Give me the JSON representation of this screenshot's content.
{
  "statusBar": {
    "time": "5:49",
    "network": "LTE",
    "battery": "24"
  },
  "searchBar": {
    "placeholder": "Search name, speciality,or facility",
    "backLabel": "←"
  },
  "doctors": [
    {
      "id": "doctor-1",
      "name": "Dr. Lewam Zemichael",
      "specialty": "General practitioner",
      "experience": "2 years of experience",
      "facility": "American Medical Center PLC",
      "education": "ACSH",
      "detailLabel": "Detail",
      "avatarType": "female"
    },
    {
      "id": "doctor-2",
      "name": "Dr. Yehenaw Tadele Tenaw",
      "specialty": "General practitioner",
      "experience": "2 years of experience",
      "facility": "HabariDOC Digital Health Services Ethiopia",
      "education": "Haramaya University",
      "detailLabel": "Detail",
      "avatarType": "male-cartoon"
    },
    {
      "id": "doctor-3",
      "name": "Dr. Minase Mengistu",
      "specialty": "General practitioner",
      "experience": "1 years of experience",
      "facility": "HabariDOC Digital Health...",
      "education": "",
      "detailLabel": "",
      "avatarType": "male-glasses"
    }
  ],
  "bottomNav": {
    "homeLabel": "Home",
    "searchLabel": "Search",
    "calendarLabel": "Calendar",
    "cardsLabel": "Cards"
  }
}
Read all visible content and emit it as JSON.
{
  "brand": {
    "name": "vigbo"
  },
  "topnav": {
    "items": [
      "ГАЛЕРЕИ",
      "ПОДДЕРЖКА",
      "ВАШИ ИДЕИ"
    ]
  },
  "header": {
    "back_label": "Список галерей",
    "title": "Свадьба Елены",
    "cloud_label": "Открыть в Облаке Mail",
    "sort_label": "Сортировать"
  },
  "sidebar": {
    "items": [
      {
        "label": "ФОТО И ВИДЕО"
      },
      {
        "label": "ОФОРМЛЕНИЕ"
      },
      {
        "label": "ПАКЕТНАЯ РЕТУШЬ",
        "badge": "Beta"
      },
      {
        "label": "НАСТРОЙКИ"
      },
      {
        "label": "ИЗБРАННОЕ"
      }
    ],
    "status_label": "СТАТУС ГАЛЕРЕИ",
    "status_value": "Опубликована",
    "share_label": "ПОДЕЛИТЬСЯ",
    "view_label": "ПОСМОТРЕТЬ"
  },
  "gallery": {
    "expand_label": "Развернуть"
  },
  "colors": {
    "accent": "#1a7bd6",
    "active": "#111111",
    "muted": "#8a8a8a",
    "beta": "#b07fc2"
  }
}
━━━━
> **Goal of the exercise**
Print only the lines from the one with "Read all visible content and emit it as JSON." to the end of the records, both included.

> **Response**
Read all visible content and emit it as JSON.
{
  "brand": {
    "name": "vigbo"
  },
  "topnav": {
    "items": [
      "ГАЛЕРЕИ",
      "ПОДДЕРЖКА",
      "ВАШИ ИДЕИ"
    ]
  },
  "header": {
    "back_label": "Список галерей",
    "title": "Свадьба Елены",
    "cloud_label": "Открыть в Облаке Mail",
    "sort_label": "Сортировать"
  },
  "sidebar": {
    "items": [
      {
        "label": "ФОТО И ВИДЕО"
      },
      {
        "label": "ОФОРМЛЕНИЕ"
      },
      {
        "label": "ПАКЕТНАЯ РЕТУШЬ",
        "badge": "Beta"
      },
      {
        "label": "НАСТРОЙКИ"
      },
      {
        "label": "ИЗБРАННОЕ"
      }
    ],
    "status_label": "СТАТУС ГАЛЕРЕИ",
    "status_value": "Опубликована",
    "share_label": "ПОДЕЛИТЬСЯ",
    "view_label": "ПОСМОТРЕТЬ"
  },
  "gallery": {
    "expand_label": "Развернуть"
  },
  "colors": {
    "accent": "#1a7bd6",
    "active": "#111111",
    "muted": "#8a8a8a",
    "beta": "#b07fc2"
  }
}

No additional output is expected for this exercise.